**Task to complete:** Repeat the records below exactly.

**Listed records:**
- - - - -
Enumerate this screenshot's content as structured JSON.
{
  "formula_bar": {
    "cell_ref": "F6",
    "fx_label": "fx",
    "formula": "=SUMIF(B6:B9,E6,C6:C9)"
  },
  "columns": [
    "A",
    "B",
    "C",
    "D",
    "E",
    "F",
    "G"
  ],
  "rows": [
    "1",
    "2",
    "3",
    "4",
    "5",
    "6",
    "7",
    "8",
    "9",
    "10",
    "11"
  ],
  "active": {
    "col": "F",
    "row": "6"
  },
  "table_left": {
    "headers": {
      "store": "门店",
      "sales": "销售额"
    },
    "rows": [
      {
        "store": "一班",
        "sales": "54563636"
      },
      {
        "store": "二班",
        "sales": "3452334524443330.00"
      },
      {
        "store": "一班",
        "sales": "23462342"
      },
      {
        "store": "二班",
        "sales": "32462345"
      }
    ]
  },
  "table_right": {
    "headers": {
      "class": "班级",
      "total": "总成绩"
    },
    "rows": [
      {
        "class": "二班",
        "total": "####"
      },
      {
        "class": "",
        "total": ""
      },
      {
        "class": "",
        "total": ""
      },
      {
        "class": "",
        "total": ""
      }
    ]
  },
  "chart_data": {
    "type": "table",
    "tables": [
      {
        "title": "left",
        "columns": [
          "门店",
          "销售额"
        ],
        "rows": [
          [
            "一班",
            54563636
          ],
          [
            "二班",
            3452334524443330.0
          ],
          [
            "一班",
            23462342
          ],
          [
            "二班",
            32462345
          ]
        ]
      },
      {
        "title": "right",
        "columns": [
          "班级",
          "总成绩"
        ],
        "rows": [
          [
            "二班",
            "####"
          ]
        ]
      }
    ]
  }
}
- - - - -
**Finished answer:**
Enumerate this screenshot's content as structured JSON.
{
  "formula_bar": {
    "cell_ref": "F6",
    "fx_label": "fx",
    "formula": "=SUMIF(B6:B9,E6,C6:C9)"
  },
  "columns": [
    "A",
    "B",
    "C",
    "D",
    "E",
    "F",
    "G"
  ],
  "rows": [
    "1",
    "2",
    "3",
    "4",
    "5",
    "6",
    "7",
    "8",
    "9",
    "10",
    "11"
  ],
  "active": {
    "col": "F",
    "row": "6"
  },
  "table_left": {
    "headers": {
      "store": "门店",
      "sales": "销售额"
    },
    "rows": [
      {
        "store": "一班",
        "sales": "54563636"
      },
      {
        "store": "二班",
        "sales": "3452334524443330.00"
      },
      {
        "store": "一班",
        "sales": "23462342"
      },
      {
        "store": "二班",
        "sales": "32462345"
      }
    ]
  },
  "table_right": {
    "headers": {
      "class": "班级",
      "total": "总成绩"
    },
    "rows": [
      {
        "class": "二班",
        "total": "####"
      },
      {
        "class": "",
        "total": ""
      },
      {
        "class": "",
        "total": ""
      },
      {
        "class": "",
        "total": ""
      }
    ]
  },
  "chart_data": {
    "type": "table",
    "tables": [
      {
        "title": "left",
        "columns": [
          "门店",
          "销售额"
        ],
        "rows": [
          [
            "一班",
            54563636
          ],
          [
            "二班",
            3452334524443330.0
          ],
          [
            "一班",
            23462342
          ],
          [
            "二班",
            32462345
          ]
        ]
      },
      {
        "title": "right",
        "columns": [
          "班级",
          "总成绩"
        ],
        "rows": [
          [
            "二班",
            "####"
          ]
        ]
      }
    ]
  }
}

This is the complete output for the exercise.